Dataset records
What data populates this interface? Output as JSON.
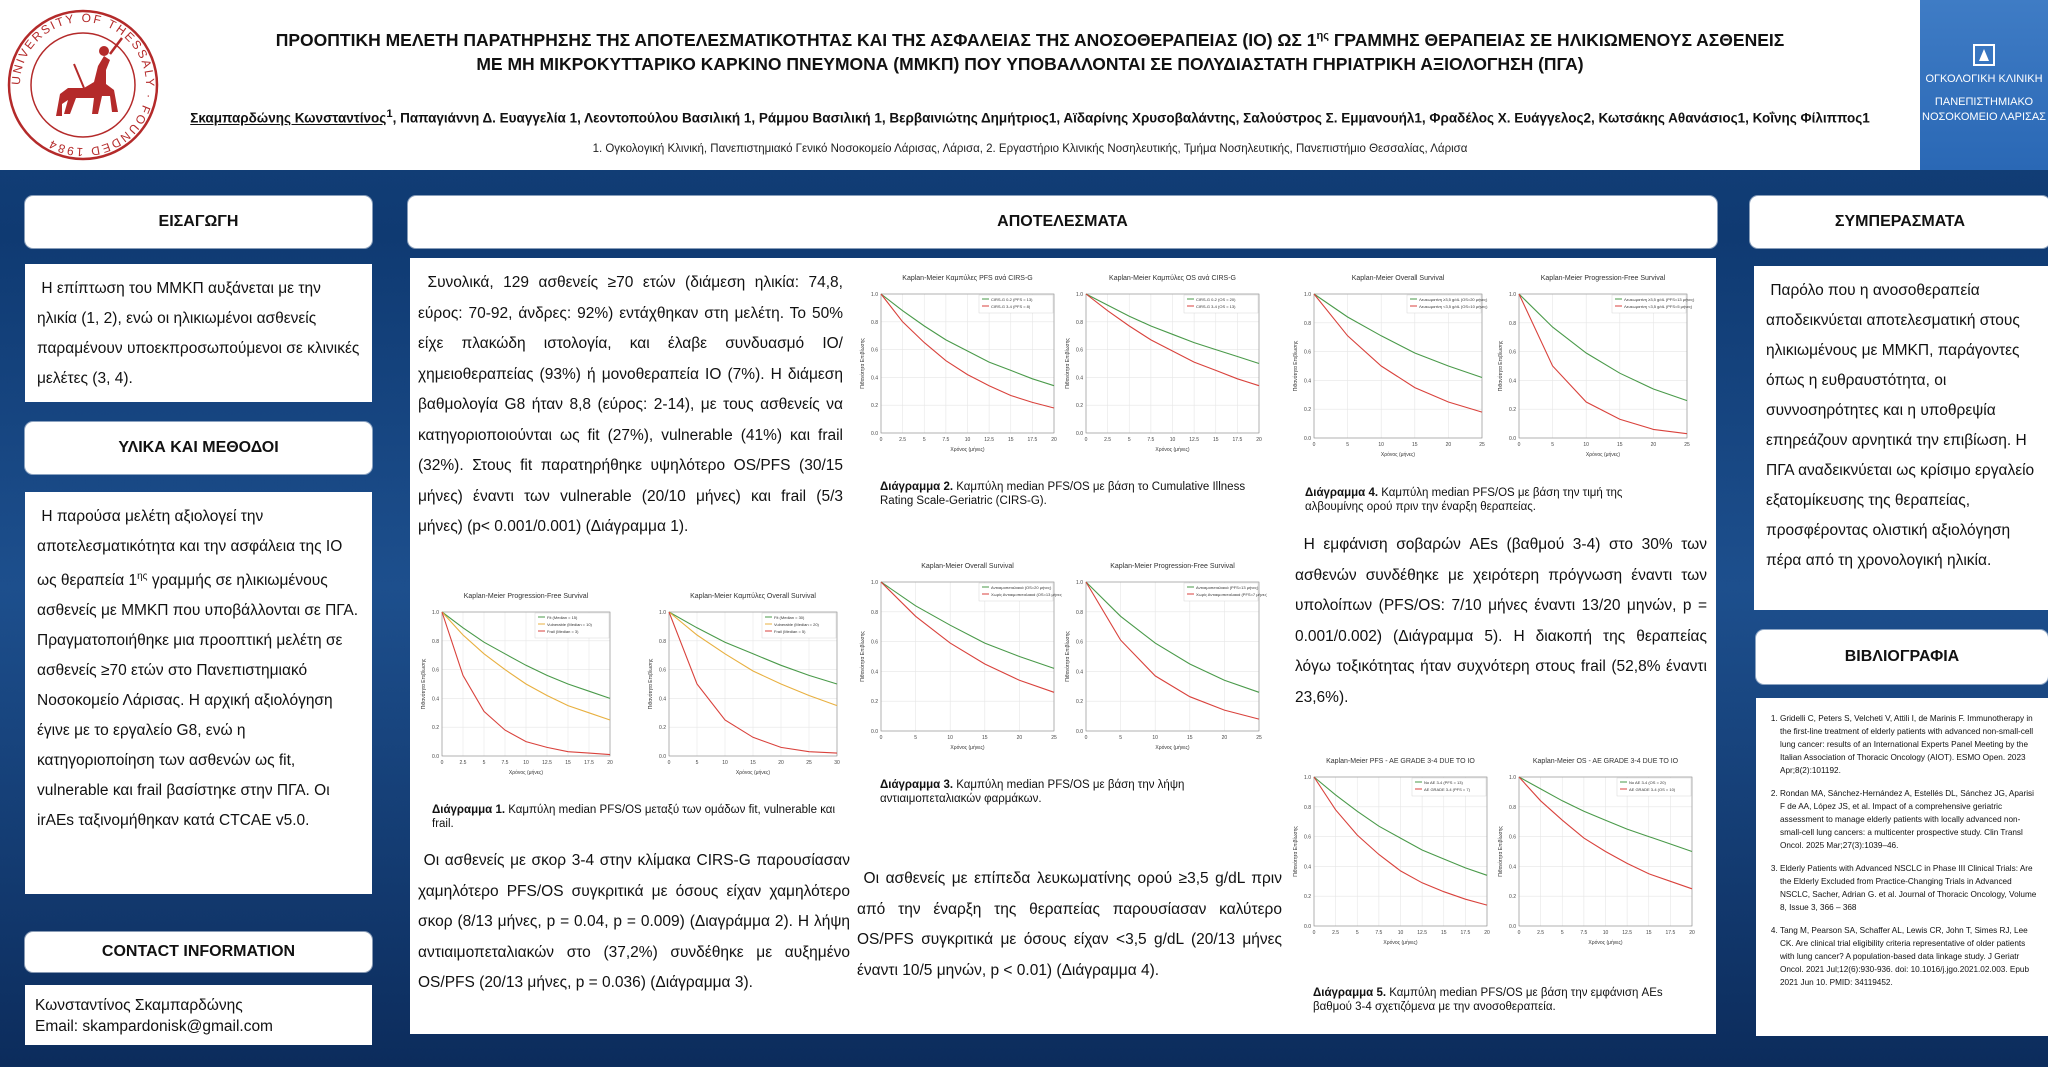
{
  "header": {
    "university_seal_text": "UNIVERSITY OF THESSALY · FOUNDED 1984",
    "title_line1_before": "ΠΡΟΟΠΤΙΚΗ ΜΕΛΕΤΗ ΠΑΡΑΤΗΡΗΣΗΣ ΤΗΣ ΑΠΟΤΕΛΕΣΜΑΤΙΚΟΤΗΤΑΣ ΚΑΙ ΤΗΣ ΑΣΦΑΛΕΙΑΣ ΤΗΣ ΑΝΟΣΟΘΕΡΑΠΕΙΑΣ (ΙΟ) ΩΣ 1",
    "title_line1_sup": "ης",
    "title_line1_after": " ΓΡΑΜΜΗΣ ΘΕΡΑΠΕΙΑΣ ΣΕ ΗΛΙΚΙΩΜΕΝΟΥΣ ΑΣΘΕΝΕΙΣ",
    "title_line2": "ΜΕ ΜΗ ΜΙΚΡΟΚΥΤΤΑΡΙΚΟ ΚΑΡΚΙΝΟ ΠΝΕΥΜΟΝΑ (ΜΜΚΠ) ΠΟΥ ΥΠΟΒΑΛΛΟΝΤΑΙ ΣΕ ΠΟΛΥΔΙΑΣΤΑΤΗ ΓΗΡΙΑΤΡΙΚΗ ΑΞΙΟΛΟΓΗΣΗ (ΠΓΑ)",
    "first_author": "Σκαμπαρδώνης Κωνσταντίνος",
    "other_authors": "Παπαγιάννη Δ.  Ευαγγελία 1, Λεοντοπούλου Βασιλική 1, Ράμμου Βασιλική 1, Βερβαινιώτης Δημήτριος1, Αϊδαρίνης Χρυσοβαλάντης, Σαλούστρος Σ. Εμμανουήλ1, Φραδέλος Χ. Ευάγγελος2, Κωτσάκης Αθανάσιος1, Κοΐνης Φίλιππος1",
    "first_author_sup": "1",
    "affiliations": "1. Ογκολογική Κλινική, Πανεπιστημιακό Γενικό Νοσοκομείο Λάρισας, Λάρισα, 2. Εργαστήριο Κλινικής Νοσηλευτικής, Τμήμα Νοσηλευτικής, Πανεπιστήμιο Θεσσαλίας, Λάρισα",
    "brand_line1": "ΟΓΚΟΛΟΓΙΚΗ ΚΛΙΝΙΚΗ",
    "brand_line2": "ΠΑΝΕΠΙΣΤΗΜΙΑΚΟ",
    "brand_line3": "ΝΟΣΟΚΟΜΕΙΟ ΛΑΡΙΣΑΣ"
  },
  "left": {
    "intro_heading": "ΕΙΣΑΓΩΓΗ",
    "intro_text": "Η επίπτωση του ΜΜΚΠ αυξάνεται με την ηλικία (1, 2), ενώ οι ηλικιωμένοι ασθενείς παραμένουν υποεκπροσωπούμενοι σε κλινικές μελέτες (3, 4).",
    "methods_heading": "ΥΛΙΚΑ ΚΑΙ ΜΕΘΟΔΟΙ",
    "methods_text_a": "Η παρούσα μελέτη αξιολογεί την αποτελεσματικότητα και την ασφάλεια της ΙΟ ως θεραπεία 1",
    "methods_sup": "ης",
    "methods_text_b": " γραμμής σε ηλικιωμένους ασθενείς με ΜΜΚΠ που υποβάλλονται σε  ΠΓΑ. Πραγματοποιήθηκε μια προοπτική μελέτη σε ασθενείς ≥70 ετών στο Πανεπιστημιακό Νοσοκομείο Λάρισας. Η αρχική αξιολόγηση έγινε με το εργαλείο G8, ενώ η κατηγοριοποίηση των ασθενών ως fit, vulnerable και frail βασίστηκε στην ΠΓΑ. Οι irAEs ταξινομήθηκαν κατά CTCAE v5.0.",
    "contact_heading": "CONTACT INFORMATION",
    "contact_name": "Κωνσταντίνος Σκαμπαρδώνης",
    "contact_email": "Email: skampardonisk@gmail.com"
  },
  "results": {
    "heading": "ΑΠΟΤΕΛΕΣΜΑΤΑ",
    "para1": "Συνολικά, 129 ασθενείς ≥70 ετών (διάμεση ηλικία: 74,8, εύρος: 70-92, άνδρες: 92%) εντάχθηκαν στη μελέτη. Το 50% είχε πλακώδη ιστολογία, και έλαβε συνδυασμό ΙΟ/χημειοθεραπείας (93%) ή μονοθεραπεία ΙΟ (7%). Η διάμεση βαθμολογία G8 ήταν 8,8 (εύρος: 2-14), με τους ασθενείς να κατηγοριοποιούνται ως fit (27%), vulnerable (41%) και frail (32%). Στους fit παρατηρήθηκε υψηλότερο OS/PFS (30/15 μήνες) έναντι των vulnerable (20/10 μήνες) και frail (5/3 μήνες) (p< 0.001/0.001) (Διάγραμμα 1).",
    "para2": "Οι ασθενείς με σκορ 3-4 στην κλίμακα CIRS-G παρουσίασαν χαμηλότερο PFS/OS συγκριτικά με όσους είχαν χαμηλότερο σκορ (8/13 μήνες, p = 0.04, p = 0.009) (Διαγράμμα 2). Η λήψη αντιαιμοπεταλιακών στο (37,2%) συνδέθηκε με αυξημένο OS/PFS (20/13 μήνες, p = 0.036) (Διάγραμμα 3).",
    "para3": "Οι ασθενείς με επίπεδα λευκωματίνης ορού ≥3,5 g/dL πριν από την έναρξη της θεραπείας παρουσίασαν καλύτερο OS/PFS συγκριτικά με όσους είχαν <3,5 g/dL (20/13 μήνες έναντι 10/5 μηνών, p < 0.01) (Διάγραμμα 4).",
    "para4": "Η εμφάνιση σοβαρών AEs (βαθμού 3-4) στο 30% των ασθενών συνδέθηκε με χειρότερη πρόγνωση έναντι των υπολοίπων (PFS/OS: 7/10 μήνες έναντι 13/20 μηνών, p = 0.001/0.002) (Διάγραμμα 5). Η διακοπή της θεραπείας λόγω τοξικότητας ήταν συχνότερη στους frail (52,8% έναντι 23,6%).",
    "cap1_bold": "Διάγραμμα 1.",
    "cap1": " Καμπύλη  median  PFS/OS μεταξύ των ομάδων fit, vulnerable και frail.",
    "cap2_bold": "Διάγραμμα 2.",
    "cap2": " Καμπύλη  median  PFS/OS  με βάση το Cumulative Illness Rating Scale-Geriatric (CIRS-G).",
    "cap3_bold": "Διάγραμμα 3.",
    "cap3": " Καμπύλη  median  PFS/OS  με βάση την λήψη αντιαιμοπεταλιακών φαρμάκων.",
    "cap4_bold": "Διάγραμμα 4.",
    "cap4": " Καμπύλη  median  PFS/OS  με βάση την τιμή της αλβουμίνης ορού πριν την έναρξη  θεραπείας.",
    "cap5_bold": "Διάγραμμα 5.",
    "cap5": " Καμπύλη  median  PFS/OS  με βάση την εμφάνιση AEs βαθμού 3-4 σχετιζόμενα με την ανοσοθεραπεία."
  },
  "right": {
    "conclusions_heading": "ΣΥΜΠΕΡΑΣΜΑΤΑ",
    "conclusions_text": "Παρόλο που η ανοσοθεραπεία αποδεικνύεται αποτελεσματική στους ηλικιωμένους με ΜΜΚΠ, παράγοντες όπως η ευθραυστότητα, οι συννοσηρότητες και η υποθρεψία επηρεάζουν αρνητικά την επιβίωση. Η ΠΓΑ αναδεικνύεται ως κρίσιμο εργαλείο εξατομίκευσης της θεραπείας, προσφέροντας ολιστική αξιολόγηση πέρα από τη χρονολογική ηλικία.",
    "references_heading": "ΒΙΒΛΙΟΓΡΑΦΙΑ",
    "references": [
      "Gridelli C, Peters S, Velcheti V, Attili I, de Marinis F. Immunotherapy in the first-line treatment of elderly patients with advanced non-small-cell lung cancer: results of an International Experts Panel Meeting by the Italian Association of Thoracic Oncology (AIOT). ESMO Open. 2023 Apr;8(2):101192.",
      "Rondan MA, Sánchez-Hernández A, Estellés DL, Sánchez JG, Aparisi F de AA, López JS, et al. Impact of a comprehensive geriatric assessment to manage elderly patients with locally advanced non-small-cell lung cancers: a multicenter prospective study. Clin Transl Oncol. 2025 Mar;27(3):1039–46.",
      "Elderly Patients with Advanced NSCLC in Phase III Clinical Trials: Are the Elderly Excluded from Practice-Changing Trials in Advanced NSCLC, Sacher, Adrian G. et al. Journal of Thoracic Oncology, Volume 8, Issue 3, 366 – 368",
      "Tang M, Pearson SA, Schaffer AL, Lewis CR, John T, Simes RJ, Lee CK. Are clinical trial eligibility criteria representative of older patients with lung cancer? A population-based data linkage study. J Geriatr Oncol. 2021 Jul;12(6):930-936. doi: 10.1016/j.jgo.2021.02.003. Epub 2021 Jun 10. PMID: 34119452."
    ]
  },
  "colors": {
    "green": "#4a9a4a",
    "red": "#d9423c",
    "orange": "#e8b040",
    "seal_red": "#b42a2a",
    "navy": "#133f77"
  },
  "chart_data": [
    {
      "type": "line",
      "title": "Kaplan-Meier Progression-Free Survival",
      "x": [
        0,
        2.5,
        5,
        7.5,
        10,
        12.5,
        15,
        17.5,
        20
      ],
      "xlabel": "Χρόνος (μήνες)",
      "ylabel": "Πιθανότητα Επιβίωσης",
      "xlim": [
        0,
        20
      ],
      "ylim": [
        0,
        1
      ],
      "series": [
        {
          "name": "Fit (Median = 15)",
          "color": "#4a9a4a",
          "values": [
            1.0,
            0.89,
            0.79,
            0.71,
            0.63,
            0.56,
            0.5,
            0.45,
            0.4
          ]
        },
        {
          "name": "Vulnerable (Median = 10)",
          "color": "#e8b040",
          "values": [
            1.0,
            0.84,
            0.71,
            0.6,
            0.5,
            0.42,
            0.35,
            0.3,
            0.25
          ]
        },
        {
          "name": "Frail (Median = 3)",
          "color": "#d9423c",
          "values": [
            1.0,
            0.56,
            0.31,
            0.18,
            0.1,
            0.06,
            0.03,
            0.02,
            0.01
          ]
        }
      ]
    },
    {
      "type": "line",
      "title": "Kaplan-Meier Καμπύλες Overall Survival",
      "x": [
        0,
        5,
        10,
        15,
        20,
        25,
        30
      ],
      "xlabel": "Χρόνος (μήνες)",
      "ylabel": "Πιθανότητα Επιβίωσης",
      "xlim": [
        0,
        30
      ],
      "ylim": [
        0,
        1
      ],
      "series": [
        {
          "name": "Fit (Median = 30)",
          "color": "#4a9a4a",
          "values": [
            1.0,
            0.89,
            0.79,
            0.71,
            0.63,
            0.56,
            0.5
          ]
        },
        {
          "name": "Vulnerable (Median = 20)",
          "color": "#e8b040",
          "values": [
            1.0,
            0.84,
            0.71,
            0.59,
            0.5,
            0.42,
            0.35
          ]
        },
        {
          "name": "Frail (Median = 5)",
          "color": "#d9423c",
          "values": [
            1.0,
            0.5,
            0.25,
            0.13,
            0.06,
            0.03,
            0.02
          ]
        }
      ]
    },
    {
      "type": "line",
      "title": "Kaplan-Meier Καμπύλες PFS ανά CIRS-G",
      "x": [
        0,
        2.5,
        5,
        7.5,
        10,
        12.5,
        15,
        17.5,
        20
      ],
      "xlabel": "Χρόνος (μήνες)",
      "ylabel": "Πιθανότητα Επιβίωσης",
      "xlim": [
        0,
        20
      ],
      "ylim": [
        0,
        1
      ],
      "series": [
        {
          "name": "CIRS-G 0-2 (PFS = 13)",
          "color": "#4a9a4a",
          "values": [
            1.0,
            0.88,
            0.77,
            0.67,
            0.59,
            0.51,
            0.45,
            0.39,
            0.34
          ]
        },
        {
          "name": "CIRS-G 3-4 (PFS = 8)",
          "color": "#d9423c",
          "values": [
            1.0,
            0.8,
            0.65,
            0.52,
            0.42,
            0.34,
            0.27,
            0.22,
            0.18
          ]
        }
      ]
    },
    {
      "type": "line",
      "title": "Kaplan-Meier Καμπύλες OS ανά CIRS-G",
      "x": [
        0,
        2.5,
        5,
        7.5,
        10,
        12.5,
        15,
        17.5,
        20
      ],
      "xlabel": "Χρόνος (μήνες)",
      "ylabel": "Πιθανότητα Επιβίωσης",
      "xlim": [
        0,
        20
      ],
      "ylim": [
        0,
        1
      ],
      "series": [
        {
          "name": "CIRS-G 0-2 (OS = 20)",
          "color": "#4a9a4a",
          "values": [
            1.0,
            0.92,
            0.84,
            0.77,
            0.71,
            0.65,
            0.6,
            0.55,
            0.5
          ]
        },
        {
          "name": "CIRS-G 3-4 (OS = 13)",
          "color": "#d9423c",
          "values": [
            1.0,
            0.88,
            0.77,
            0.67,
            0.59,
            0.51,
            0.45,
            0.39,
            0.34
          ]
        }
      ]
    },
    {
      "type": "line",
      "title": "Kaplan-Meier Overall Survival",
      "x": [
        0,
        5,
        10,
        15,
        20,
        25
      ],
      "xlabel": "Χρόνος (μήνες)",
      "ylabel": "Πιθανότητα Επιβίωσης",
      "xlim": [
        0,
        25
      ],
      "ylim": [
        0,
        1
      ],
      "series": [
        {
          "name": "Αντιαιμοπεταλιακά (OS=20 μήνες)",
          "color": "#4a9a4a",
          "values": [
            1.0,
            0.84,
            0.71,
            0.59,
            0.5,
            0.42
          ]
        },
        {
          "name": "Χωρίς Αντιαιμοπεταλιακά (OS=13 μήνες)",
          "color": "#d9423c",
          "values": [
            1.0,
            0.77,
            0.59,
            0.45,
            0.34,
            0.26
          ]
        }
      ]
    },
    {
      "type": "line",
      "title": "Kaplan-Meier Progression-Free Survival",
      "x": [
        0,
        5,
        10,
        15,
        20,
        25
      ],
      "xlabel": "Χρόνος (μήνες)",
      "ylabel": "Πιθανότητα Επιβίωσης",
      "xlim": [
        0,
        25
      ],
      "ylim": [
        0,
        1
      ],
      "series": [
        {
          "name": "Αντιαιμοπεταλιακά (PFS=13 μήνες)",
          "color": "#4a9a4a",
          "values": [
            1.0,
            0.77,
            0.59,
            0.45,
            0.34,
            0.26
          ]
        },
        {
          "name": "Χωρίς Αντιαιμοπεταλιακά (PFS=7 μήνες)",
          "color": "#d9423c",
          "values": [
            1.0,
            0.61,
            0.37,
            0.23,
            0.14,
            0.08
          ]
        }
      ]
    },
    {
      "type": "line",
      "title": "Kaplan-Meier Overall Survival",
      "x": [
        0,
        5,
        10,
        15,
        20,
        25
      ],
      "xlabel": "Χρόνος (μήνες)",
      "ylabel": "Πιθανότητα Επιβίωσης",
      "xlim": [
        0,
        25
      ],
      "ylim": [
        0,
        1
      ],
      "series": [
        {
          "name": "Λευκωματίνη ≥3,5 g/dL (OS=20 μήνες)",
          "color": "#4a9a4a",
          "values": [
            1.0,
            0.84,
            0.71,
            0.59,
            0.5,
            0.42
          ]
        },
        {
          "name": "Λευκωματίνη <3,5 g/dL (OS=10 μήνες)",
          "color": "#d9423c",
          "values": [
            1.0,
            0.71,
            0.5,
            0.35,
            0.25,
            0.18
          ]
        }
      ]
    },
    {
      "type": "line",
      "title": "Kaplan-Meier Progression-Free Survival",
      "x": [
        0,
        5,
        10,
        15,
        20,
        25
      ],
      "xlabel": "Χρόνος (μήνες)",
      "ylabel": "Πιθανότητα Επιβίωσης",
      "xlim": [
        0,
        25
      ],
      "ylim": [
        0,
        1
      ],
      "series": [
        {
          "name": "Λευκωματίνη ≥3,5 g/dL (PFS=13 μήνες)",
          "color": "#4a9a4a",
          "values": [
            1.0,
            0.77,
            0.59,
            0.45,
            0.34,
            0.26
          ]
        },
        {
          "name": "Λευκωματίνη <3,5 g/dL (PFS=5 μήνες)",
          "color": "#d9423c",
          "values": [
            1.0,
            0.5,
            0.25,
            0.13,
            0.06,
            0.03
          ]
        }
      ]
    },
    {
      "type": "line",
      "title": "Kaplan-Meier PFS - AE GRADE 3-4 DUE TO IO",
      "x": [
        0,
        2.5,
        5,
        7.5,
        10,
        12.5,
        15,
        17.5,
        20
      ],
      "xlabel": "Χρόνος (μήνες)",
      "ylabel": "Πιθανότητα Επιβίωσης",
      "xlim": [
        0,
        20
      ],
      "ylim": [
        0,
        1
      ],
      "series": [
        {
          "name": "No AE 3-4 (PFS = 13)",
          "color": "#4a9a4a",
          "values": [
            1.0,
            0.88,
            0.77,
            0.67,
            0.59,
            0.51,
            0.45,
            0.39,
            0.34
          ]
        },
        {
          "name": "AE GRADE 3-4 (PFS = 7)",
          "color": "#d9423c",
          "values": [
            1.0,
            0.78,
            0.61,
            0.48,
            0.37,
            0.29,
            0.23,
            0.18,
            0.14
          ]
        }
      ]
    },
    {
      "type": "line",
      "title": "Kaplan-Meier OS - AE GRADE 3-4 DUE TO IO",
      "x": [
        0,
        2.5,
        5,
        7.5,
        10,
        12.5,
        15,
        17.5,
        20
      ],
      "xlabel": "Χρόνος (μήνες)",
      "ylabel": "Πιθανότητα Επιβίωσης",
      "xlim": [
        0,
        20
      ],
      "ylim": [
        0,
        1
      ],
      "series": [
        {
          "name": "No AE 3-4 (OS = 20)",
          "color": "#4a9a4a",
          "values": [
            1.0,
            0.92,
            0.84,
            0.77,
            0.71,
            0.65,
            0.6,
            0.55,
            0.5
          ]
        },
        {
          "name": "AE GRADE 3-4 (OS = 10)",
          "color": "#d9423c",
          "values": [
            1.0,
            0.84,
            0.71,
            0.59,
            0.5,
            0.42,
            0.35,
            0.3,
            0.25
          ]
        }
      ]
    }
  ]
}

- _Try it_: Look through the records and copy every line that has the word "results".

- _Task solution_:
  "results": {
      "Gridelli C, Peters S, Velcheti V, Attili I, de Marinis F. Immunotherapy in the first-line treatment of elderly patients with advanced non-small-cell lung cancer: results of an International Experts Panel Meeting by the Italian Association of Thoracic Oncology (AIOT). ESMO Open. 2023 Apr;8(2):101192.",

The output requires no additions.